WHAT YOU ARE ASKED TO DO: State how many lines of the entries below hold the word "date"; reply with nothing but the number.

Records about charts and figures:
..........

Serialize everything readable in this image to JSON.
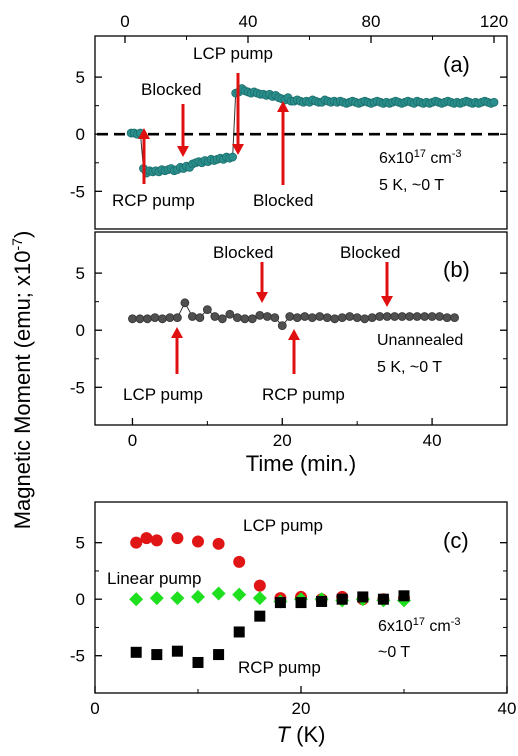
{
  "figure": {
    "ylabel": "Magnetic Moment (emu; x10",
    "ylabel_sup": "-7",
    "ylabel_end": ")",
    "colors": {
      "teal": "#2a8f8c",
      "dark": "#505050",
      "red": "#e01515",
      "green": "#1ee01e",
      "black": "#000000",
      "arrow": "#e01010"
    }
  },
  "chart_data": [
    {
      "panel": "(a)",
      "type": "line",
      "x_top_ticks": [
        "0",
        "40",
        "80",
        "120"
      ],
      "x_top_range": [
        0,
        120
      ],
      "ylim": [
        -8.3,
        8.6
      ],
      "yticks": [
        "5",
        "0",
        "-5"
      ],
      "reference_line": 0,
      "series": [
        {
          "x": [
            2,
            3,
            4,
            5,
            6,
            7,
            8,
            9,
            10,
            11,
            12,
            13,
            14,
            15,
            16,
            17,
            18,
            19,
            20,
            21,
            22,
            23,
            24,
            25,
            26,
            27,
            28,
            29,
            30,
            31,
            32,
            33,
            34,
            35,
            36,
            37,
            38,
            39,
            40,
            41,
            42,
            43,
            44,
            45,
            46,
            47,
            48,
            49,
            50,
            51,
            52,
            53,
            54,
            55,
            56,
            57,
            58,
            59,
            60,
            61,
            62,
            63,
            64,
            65,
            66,
            67,
            68,
            69,
            70,
            71,
            72,
            73,
            74,
            75,
            76,
            77,
            78,
            79,
            80,
            81,
            82,
            83,
            84,
            85,
            86,
            87,
            88,
            89,
            90,
            91,
            92,
            93,
            94,
            95,
            96,
            97,
            98,
            99,
            100,
            101,
            102,
            103,
            104,
            105,
            106,
            107,
            108,
            109,
            110,
            111,
            112,
            113,
            114,
            115,
            116,
            117,
            118,
            119,
            120
          ],
          "y": [
            0.1,
            0.1,
            0.0,
            0.1,
            -3.0,
            -3.4,
            -3.2,
            -3.3,
            -3.2,
            -3.3,
            -3.1,
            -3.2,
            -3.1,
            -3.0,
            -3.2,
            -3.1,
            -2.9,
            -3.0,
            -2.8,
            -2.9,
            -2.6,
            -2.5,
            -2.4,
            -2.5,
            -2.3,
            -2.4,
            -2.2,
            -2.3,
            -2.2,
            -2.1,
            -2.2,
            -2.0,
            -2.1,
            -2.0,
            3.6,
            3.7,
            4.0,
            3.8,
            3.7,
            3.6,
            3.7,
            3.6,
            3.5,
            3.5,
            3.4,
            3.5,
            3.3,
            3.4,
            3.2,
            3.1,
            3.0,
            3.2,
            2.9,
            2.9,
            3.0,
            2.9,
            2.8,
            2.9,
            2.8,
            3.0,
            2.9,
            2.8,
            2.8,
            3.0,
            2.9,
            2.8,
            2.9,
            2.8,
            2.9,
            2.8,
            2.7,
            2.8,
            2.9,
            2.8,
            2.7,
            2.8,
            2.9,
            2.8,
            2.7,
            2.8,
            2.9,
            2.8,
            2.7,
            2.8,
            2.7,
            2.8,
            2.9,
            2.8,
            2.7,
            2.8,
            2.9,
            2.8,
            2.7,
            2.9,
            2.8,
            2.7,
            2.8,
            2.7,
            2.8,
            2.9,
            2.8,
            2.7,
            2.8,
            2.9,
            2.8,
            2.7,
            2.8,
            2.7,
            2.8,
            2.9,
            2.8,
            2.7,
            2.8,
            2.7,
            2.8,
            2.9,
            2.8,
            2.7,
            2.8
          ]
        }
      ],
      "annotations": {
        "label": "(a)",
        "lcp": "LCP pump",
        "blocked1": "Blocked",
        "rcp": "RCP pump",
        "blocked2": "Blocked",
        "conc_base": "6x10",
        "conc_sup": "17",
        "conc_unit": " cm",
        "conc_unit_sup": "-3",
        "cond": "5 K, ~0 T"
      }
    },
    {
      "panel": "(b)",
      "type": "line",
      "xlabel": "Time (min.)",
      "x_range": [
        -5,
        50
      ],
      "xticks": [
        "0",
        "20",
        "40"
      ],
      "ylim": [
        -8.3,
        8.6
      ],
      "yticks": [
        "5",
        "0",
        "-5"
      ],
      "series": [
        {
          "x": [
            0,
            1,
            2,
            3,
            4,
            5,
            6,
            7,
            8,
            9,
            10,
            11,
            12,
            13,
            14,
            15,
            16,
            17,
            18,
            19,
            20,
            21,
            22,
            23,
            24,
            25,
            26,
            27,
            28,
            29,
            30,
            31,
            32,
            33,
            34,
            35,
            36,
            37,
            38,
            39,
            40,
            41,
            42,
            43
          ],
          "y": [
            1.0,
            1.0,
            1.0,
            1.1,
            1.0,
            1.1,
            1.1,
            2.4,
            1.2,
            1.1,
            1.8,
            1.2,
            1.0,
            1.4,
            1.1,
            1.0,
            1.0,
            1.3,
            1.2,
            1.1,
            0.4,
            1.2,
            1.1,
            1.2,
            1.1,
            1.2,
            1.1,
            1.0,
            1.1,
            1.2,
            1.1,
            1.0,
            1.1,
            1.2,
            1.2,
            1.2,
            1.2,
            1.2,
            1.2,
            1.2,
            1.2,
            1.2,
            1.1,
            1.1
          ]
        }
      ],
      "annotations": {
        "label": "(b)",
        "blocked1": "Blocked",
        "blocked2": "Blocked",
        "lcp": "LCP pump",
        "rcp": "RCP pump",
        "unann": "Unannealed",
        "cond": "5 K, ~0 T"
      }
    },
    {
      "panel": "(c)",
      "type": "scatter",
      "xlabel_italic": "T",
      "xlabel_rest": " (K)",
      "x_range": [
        0,
        40
      ],
      "xticks": [
        "0",
        "20",
        "40"
      ],
      "ylim": [
        -8.3,
        8.6
      ],
      "yticks": [
        "5",
        "0",
        "-5"
      ],
      "series": [
        {
          "name": "LCP pump",
          "x": [
            4,
            5,
            6,
            8,
            10,
            12,
            14,
            16,
            18,
            20,
            22,
            24,
            26,
            28,
            30
          ],
          "y": [
            5.0,
            5.4,
            5.2,
            5.4,
            5.1,
            4.9,
            3.3,
            1.2,
            0.1,
            0.2,
            0.0,
            0.2,
            0.0,
            0.0,
            0.1
          ]
        },
        {
          "name": "Linear pump",
          "x": [
            4,
            6,
            8,
            10,
            12,
            14,
            16,
            18,
            20,
            22,
            24,
            26,
            28,
            30
          ],
          "y": [
            0.0,
            0.1,
            0.1,
            0.2,
            0.5,
            0.4,
            0.1,
            -0.2,
            0.0,
            0.0,
            -0.1,
            0.0,
            -0.1,
            -0.1
          ]
        },
        {
          "name": "RCP pump",
          "x": [
            4,
            6,
            8,
            10,
            12,
            14,
            16,
            18,
            20,
            22,
            24,
            26,
            28,
            30
          ],
          "y": [
            -4.7,
            -4.9,
            -4.6,
            -5.6,
            -4.9,
            -2.9,
            -1.5,
            -0.3,
            -0.3,
            -0.2,
            0.0,
            0.2,
            0.0,
            0.3
          ]
        }
      ],
      "annotations": {
        "label": "(c)",
        "conc_base": "6x10",
        "conc_sup": "17",
        "conc_unit": " cm",
        "conc_unit_sup": "-3",
        "field": "~0 T"
      }
    }
  ]
}
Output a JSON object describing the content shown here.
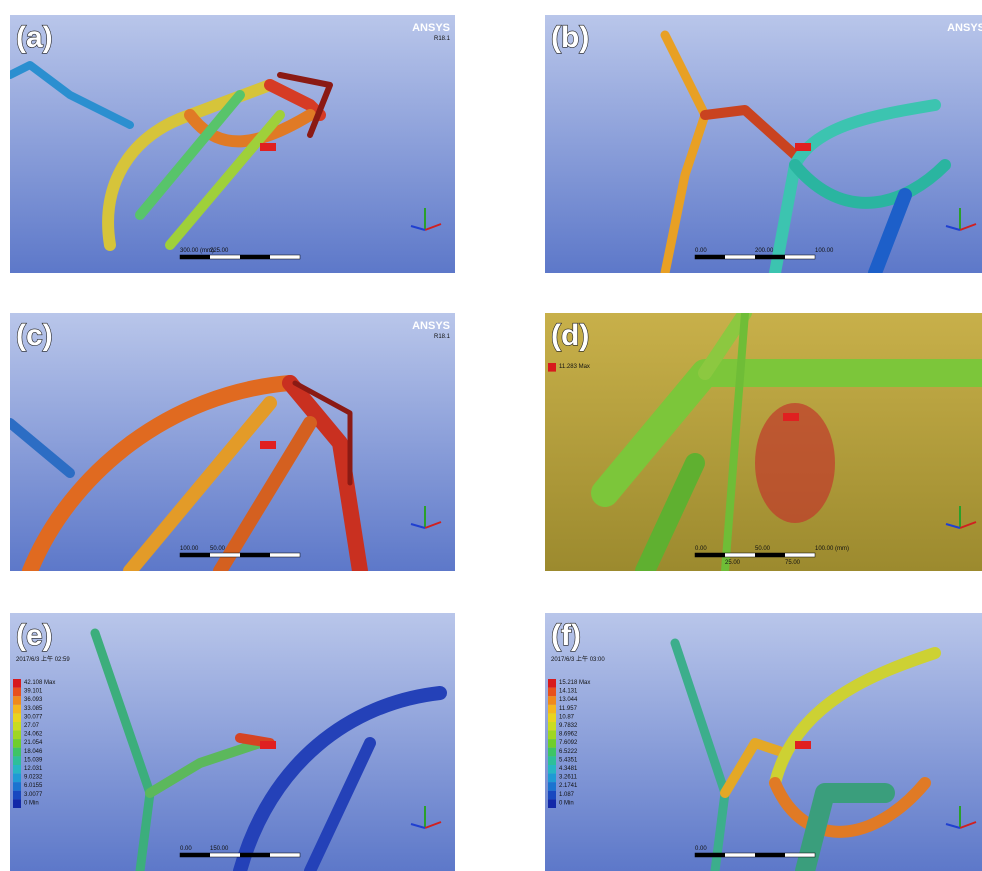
{
  "panels": [
    {
      "label": "(a)",
      "logo": "ANSYS",
      "version": "R18.1",
      "scale_labels": [
        "300.00 (mm)",
        "225.00"
      ]
    },
    {
      "label": "(b)",
      "logo": "ANSYS",
      "scale_labels": [
        "0.00",
        "200.00",
        "100.00"
      ]
    },
    {
      "label": "(c)",
      "logo": "ANSYS",
      "version": "R18.1",
      "scale_labels": [
        "100.00",
        "50.00"
      ]
    },
    {
      "label": "(d)",
      "legend": [
        "11.283 Max"
      ],
      "scale_labels": [
        "0.00",
        "50.00",
        "100.00 (mm)",
        "25.00",
        "75.00"
      ]
    },
    {
      "label": "(e)",
      "date": "2017/6/3 上午 02:59",
      "legend": [
        "42.108 Max",
        "39.101",
        "36.093",
        "33.085",
        "30.077",
        "27.07",
        "24.062",
        "21.054",
        "18.046",
        "15.039",
        "12.031",
        "9.0232",
        "6.0155",
        "3.0077",
        "0 Min"
      ],
      "scale_labels": [
        "0.00",
        "150.00"
      ]
    },
    {
      "label": "(f)",
      "date": "2017/6/3 上午 03:00",
      "legend": [
        "15.218 Max",
        "14.131",
        "13.044",
        "11.957",
        "10.87",
        "9.7832",
        "8.6962",
        "7.6092",
        "6.5222",
        "5.4351",
        "4.3481",
        "3.2611",
        "2.1741",
        "1.087",
        "0 Min"
      ],
      "scale_labels": [
        "0.00"
      ]
    }
  ]
}
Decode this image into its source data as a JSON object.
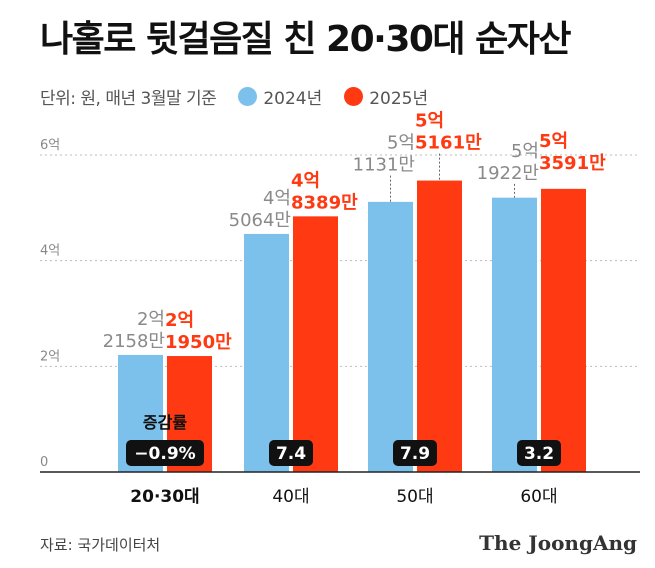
{
  "title": "나홀로 뒷걸음질 친 20·30대 순자산",
  "unit_note": "단위: 원, 매년 3월말 기준",
  "legend": [
    {
      "label": "2024년",
      "color": "#7cc0ec"
    },
    {
      "label": "2025년",
      "color": "#ff3a12"
    }
  ],
  "source": "자료: 국가데이터처",
  "brand": "The JoongAng",
  "chart_data": {
    "type": "bar",
    "categories": [
      "20·30대",
      "40대",
      "50대",
      "60대"
    ],
    "series": [
      {
        "name": "2024년",
        "values": [
          2.2158,
          4.5064,
          5.1131,
          5.1922
        ],
        "labels": [
          [
            "2억",
            "2158만"
          ],
          [
            "4억",
            "5064만"
          ],
          [
            "5억",
            "1131만"
          ],
          [
            "5억",
            "1922만"
          ]
        ]
      },
      {
        "name": "2025년",
        "values": [
          2.195,
          4.8389,
          5.5161,
          5.3591
        ],
        "labels": [
          [
            "2억",
            "1950만"
          ],
          [
            "4억",
            "8389만"
          ],
          [
            "5억",
            "5161만"
          ],
          [
            "5억",
            "3591만"
          ]
        ]
      }
    ],
    "y_ticks": [
      "0",
      "2억",
      "4억",
      "6억"
    ],
    "y_tick_values": [
      0,
      2,
      4,
      6
    ],
    "ylim": [
      0,
      6
    ],
    "change_label": "증감률",
    "changes": [
      "−0.9%",
      "7.4",
      "7.9",
      "3.2"
    ],
    "grid": "horizontal dotted"
  }
}
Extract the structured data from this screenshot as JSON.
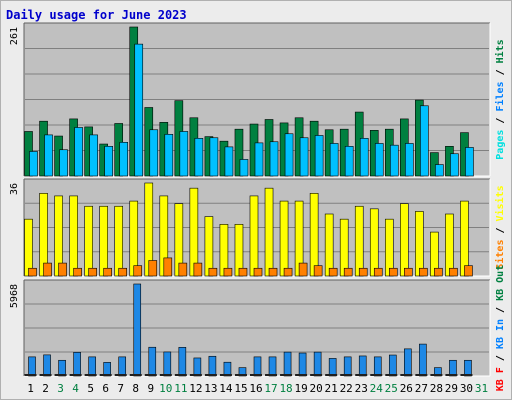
{
  "chart_data": {
    "type": "bar",
    "title": "Daily usage for June 2023",
    "title_color": "#0000cc",
    "categories": [
      "1",
      "2",
      "3",
      "4",
      "5",
      "6",
      "7",
      "8",
      "9",
      "10",
      "11",
      "12",
      "13",
      "14",
      "15",
      "16",
      "17",
      "18",
      "19",
      "20",
      "21",
      "22",
      "23",
      "24",
      "25",
      "26",
      "27",
      "28",
      "29",
      "30",
      "31"
    ],
    "weekend_days": [
      "3",
      "4",
      "10",
      "11",
      "17",
      "18",
      "24",
      "25",
      "31"
    ],
    "panels": [
      {
        "name": "pages-files-hits",
        "ymax_label": "261",
        "ymax": 261,
        "series": [
          {
            "name": "Hits",
            "color": "#008040",
            "values": [
              78,
              96,
              70,
              100,
              86,
              56,
              92,
              261,
              120,
              94,
              132,
              102,
              69,
              61,
              82,
              91,
              99,
              93,
              102,
              96,
              81,
              82,
              112,
              80,
              82,
              100,
              133,
              41,
              52,
              76,
              0
            ]
          },
          {
            "name": "Files",
            "color": "#00c0ff",
            "values": [
              43,
              72,
              46,
              85,
              72,
              52,
              59,
              231,
              81,
              73,
              78,
              66,
              67,
              51,
              29,
              58,
              60,
              74,
              67,
              71,
              57,
              52,
              66,
              57,
              54,
              57,
              123,
              20,
              39,
              50,
              0
            ]
          },
          {
            "name": "Pages",
            "color": "#00e0e0",
            "values": [
              0,
              0,
              0,
              0,
              0,
              0,
              0,
              0,
              0,
              0,
              0,
              0,
              0,
              0,
              0,
              0,
              0,
              0,
              0,
              0,
              0,
              0,
              0,
              0,
              0,
              0,
              0,
              0,
              0,
              0,
              0
            ]
          }
        ],
        "legend": [
          {
            "label": "Pages",
            "color": "#00e0e0"
          },
          {
            "label": "Files",
            "color": "#0080ff"
          },
          {
            "label": "Hits",
            "color": "#008040"
          }
        ]
      },
      {
        "name": "visits-sites",
        "ymax_label": "36",
        "ymax": 36,
        "series": [
          {
            "name": "Visits",
            "color": "#ffff00",
            "values": [
              22,
              32,
              31,
              31,
              27,
              27,
              27,
              29,
              36,
              31,
              28,
              34,
              23,
              20,
              20,
              31,
              34,
              29,
              29,
              32,
              24,
              22,
              27,
              26,
              22,
              28,
              25,
              17,
              24,
              29,
              0
            ]
          },
          {
            "name": "Sites",
            "color": "#ff8000",
            "values": [
              3,
              5,
              5,
              3,
              3,
              3,
              3,
              4,
              6,
              7,
              5,
              5,
              3,
              3,
              3,
              3,
              3,
              3,
              5,
              4,
              3,
              3,
              3,
              3,
              3,
              3,
              3,
              3,
              3,
              4,
              0
            ]
          }
        ],
        "legend": [
          {
            "label": "Sites",
            "color": "#ff8000"
          },
          {
            "label": "Visits",
            "color": "#ffff00"
          }
        ]
      },
      {
        "name": "kb",
        "ymax_label": "5968",
        "ymax": 5968,
        "series": [
          {
            "name": "KB In",
            "color": "#0080ff",
            "values": [
              0,
              0,
              0,
              0,
              0,
              0,
              0,
              0,
              0,
              0,
              0,
              0,
              0,
              0,
              0,
              0,
              0,
              0,
              0,
              0,
              0,
              0,
              0,
              0,
              0,
              0,
              0,
              0,
              0,
              0,
              0
            ]
          },
          {
            "name": "KB F",
            "color": "#ff0000",
            "values": [
              0,
              0,
              0,
              0,
              0,
              0,
              0,
              0,
              0,
              0,
              0,
              0,
              0,
              0,
              0,
              0,
              0,
              0,
              0,
              0,
              0,
              0,
              0,
              0,
              0,
              0,
              0,
              0,
              0,
              0,
              0
            ]
          },
          {
            "name": "KB Out",
            "color": "#1e88e5",
            "values": [
              1240,
              1370,
              1020,
              1536,
              1240,
              882,
              1240,
              5968,
              1866,
              1560,
              1860,
              1170,
              1280,
              894,
              544,
              1240,
              1240,
              1550,
              1490,
              1550,
              1140,
              1240,
              1300,
              1240,
              1360,
              1760,
              2070,
              544,
              1020,
              1020,
              0
            ]
          }
        ],
        "legend": [
          {
            "label": "KB F",
            "color": "#ff0000"
          },
          {
            "label": "/",
            "color": "#000000"
          },
          {
            "label": "KB In",
            "color": "#0080ff"
          },
          {
            "label": "/",
            "color": "#000000"
          },
          {
            "label": "KB Out",
            "color": "#008040"
          }
        ]
      }
    ],
    "colors": {
      "plot_bg": "#c0c0c0",
      "grid": "#808080",
      "weekday_label": "#000000",
      "weekend_label": "#008040"
    }
  }
}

..........

SOLVED PROBLEM: 2